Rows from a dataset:

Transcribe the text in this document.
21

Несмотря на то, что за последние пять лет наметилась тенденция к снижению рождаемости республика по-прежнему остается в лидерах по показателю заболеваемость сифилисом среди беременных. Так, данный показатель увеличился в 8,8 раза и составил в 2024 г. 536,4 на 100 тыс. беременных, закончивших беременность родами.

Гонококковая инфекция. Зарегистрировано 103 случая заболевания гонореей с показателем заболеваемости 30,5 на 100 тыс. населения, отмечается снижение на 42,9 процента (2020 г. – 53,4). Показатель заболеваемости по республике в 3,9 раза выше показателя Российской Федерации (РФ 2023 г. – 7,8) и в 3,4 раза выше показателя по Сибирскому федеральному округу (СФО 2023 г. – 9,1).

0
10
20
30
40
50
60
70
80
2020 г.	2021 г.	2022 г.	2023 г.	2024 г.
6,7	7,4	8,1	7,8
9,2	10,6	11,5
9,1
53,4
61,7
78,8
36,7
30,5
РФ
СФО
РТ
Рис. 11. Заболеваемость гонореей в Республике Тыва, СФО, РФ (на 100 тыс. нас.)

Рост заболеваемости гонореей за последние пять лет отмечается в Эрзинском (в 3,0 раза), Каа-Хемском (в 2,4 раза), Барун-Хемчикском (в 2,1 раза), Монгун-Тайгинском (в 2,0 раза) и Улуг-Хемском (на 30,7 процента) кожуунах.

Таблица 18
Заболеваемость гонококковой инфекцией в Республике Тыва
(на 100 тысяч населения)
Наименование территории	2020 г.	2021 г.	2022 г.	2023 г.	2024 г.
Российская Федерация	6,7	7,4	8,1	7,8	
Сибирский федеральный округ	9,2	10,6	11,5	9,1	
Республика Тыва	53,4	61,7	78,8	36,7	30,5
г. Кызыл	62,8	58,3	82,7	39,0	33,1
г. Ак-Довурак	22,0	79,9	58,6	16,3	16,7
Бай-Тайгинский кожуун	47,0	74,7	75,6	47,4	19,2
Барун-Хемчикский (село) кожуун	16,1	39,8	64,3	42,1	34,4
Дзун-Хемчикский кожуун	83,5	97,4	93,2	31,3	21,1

> Written problem: In the records above, find the lines containing "Тыва" and copy them.

> Complete output:
Рис. 11. Заболеваемость гонореей в Республике Тыва, СФО, РФ (на 100 тыс. нас.)
Заболеваемость гонококковой инфекцией в Республике Тыва
Республика Тыва	53,4	61,7	78,8	36,7	30,5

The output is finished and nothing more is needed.